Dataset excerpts
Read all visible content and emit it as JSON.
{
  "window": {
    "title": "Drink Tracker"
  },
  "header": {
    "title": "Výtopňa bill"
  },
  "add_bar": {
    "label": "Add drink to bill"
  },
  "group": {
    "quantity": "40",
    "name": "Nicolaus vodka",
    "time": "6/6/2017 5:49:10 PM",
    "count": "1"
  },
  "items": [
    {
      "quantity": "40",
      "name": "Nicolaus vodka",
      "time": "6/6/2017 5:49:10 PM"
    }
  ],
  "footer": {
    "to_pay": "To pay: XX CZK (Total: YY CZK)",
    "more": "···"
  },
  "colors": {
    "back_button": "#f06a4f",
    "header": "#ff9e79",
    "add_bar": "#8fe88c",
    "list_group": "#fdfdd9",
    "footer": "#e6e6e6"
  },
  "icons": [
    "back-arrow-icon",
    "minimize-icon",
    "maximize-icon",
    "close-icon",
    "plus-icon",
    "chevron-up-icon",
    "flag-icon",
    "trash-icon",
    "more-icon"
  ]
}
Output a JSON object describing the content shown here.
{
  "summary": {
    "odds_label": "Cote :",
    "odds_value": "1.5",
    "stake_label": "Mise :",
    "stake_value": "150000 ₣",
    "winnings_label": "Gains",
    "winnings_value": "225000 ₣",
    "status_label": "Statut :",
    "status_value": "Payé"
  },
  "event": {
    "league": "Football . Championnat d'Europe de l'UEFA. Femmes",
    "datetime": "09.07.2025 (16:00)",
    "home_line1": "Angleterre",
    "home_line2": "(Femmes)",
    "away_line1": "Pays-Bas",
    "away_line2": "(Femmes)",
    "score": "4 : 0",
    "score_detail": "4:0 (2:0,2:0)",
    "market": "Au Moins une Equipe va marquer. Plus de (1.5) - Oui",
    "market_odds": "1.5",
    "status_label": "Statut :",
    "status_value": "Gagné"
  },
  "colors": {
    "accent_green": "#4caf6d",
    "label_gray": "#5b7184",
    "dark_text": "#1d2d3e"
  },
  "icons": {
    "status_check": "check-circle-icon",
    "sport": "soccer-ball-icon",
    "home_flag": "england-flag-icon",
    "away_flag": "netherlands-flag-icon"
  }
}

**Problem statement:** Transcribe the records above exactly as they appear.

**Result of this exercise:**
Read all visible content and emit it as JSON.
{
  "window": {
    "title": "Drink Tracker"
  },
  "header": {
    "title": "Výtopňa bill"
  },
  "add_bar": {
    "label": "Add drink to bill"
  },
  "group": {
    "quantity": "40",
    "name": "Nicolaus vodka",
    "time": "6/6/2017 5:49:10 PM",
    "count": "1"
  },
  "items": [
    {
      "quantity": "40",
      "name": "Nicolaus vodka",
      "time": "6/6/2017 5:49:10 PM"
    }
  ],
  "footer": {
    "to_pay": "To pay: XX CZK (Total: YY CZK)",
    "more": "···"
  },
  "colors": {
    "back_button": "#f06a4f",
    "header": "#ff9e79",
    "add_bar": "#8fe88c",
    "list_group": "#fdfdd9",
    "footer": "#e6e6e6"
  },
  "icons": [
    "back-arrow-icon",
    "minimize-icon",
    "maximize-icon",
    "close-icon",
    "plus-icon",
    "chevron-up-icon",
    "flag-icon",
    "trash-icon",
    "more-icon"
  ]
}
Output a JSON object describing the content shown here.
{
  "summary": {
    "odds_label": "Cote :",
    "odds_value": "1.5",
    "stake_label": "Mise :",
    "stake_value": "150000 ₣",
    "winnings_label": "Gains",
    "winnings_value": "225000 ₣",
    "status_label": "Statut :",
    "status_value": "Payé"
  },
  "event": {
    "league": "Football . Championnat d'Europe de l'UEFA. Femmes",
    "datetime": "09.07.2025 (16:00)",
    "home_line1": "Angleterre",
    "home_line2": "(Femmes)",
    "away_line1": "Pays-Bas",
    "away_line2": "(Femmes)",
    "score": "4 : 0",
    "score_detail": "4:0 (2:0,2:0)",
    "market": "Au Moins une Equipe va marquer. Plus de (1.5) - Oui",
    "market_odds": "1.5",
    "status_label": "Statut :",
    "status_value": "Gagné"
  },
  "colors": {
    "accent_green": "#4caf6d",
    "label_gray": "#5b7184",
    "dark_text": "#1d2d3e"
  },
  "icons": {
    "status_check": "check-circle-icon",
    "sport": "soccer-ball-icon",
    "home_flag": "england-flag-icon",
    "away_flag": "netherlands-flag-icon"
  }
}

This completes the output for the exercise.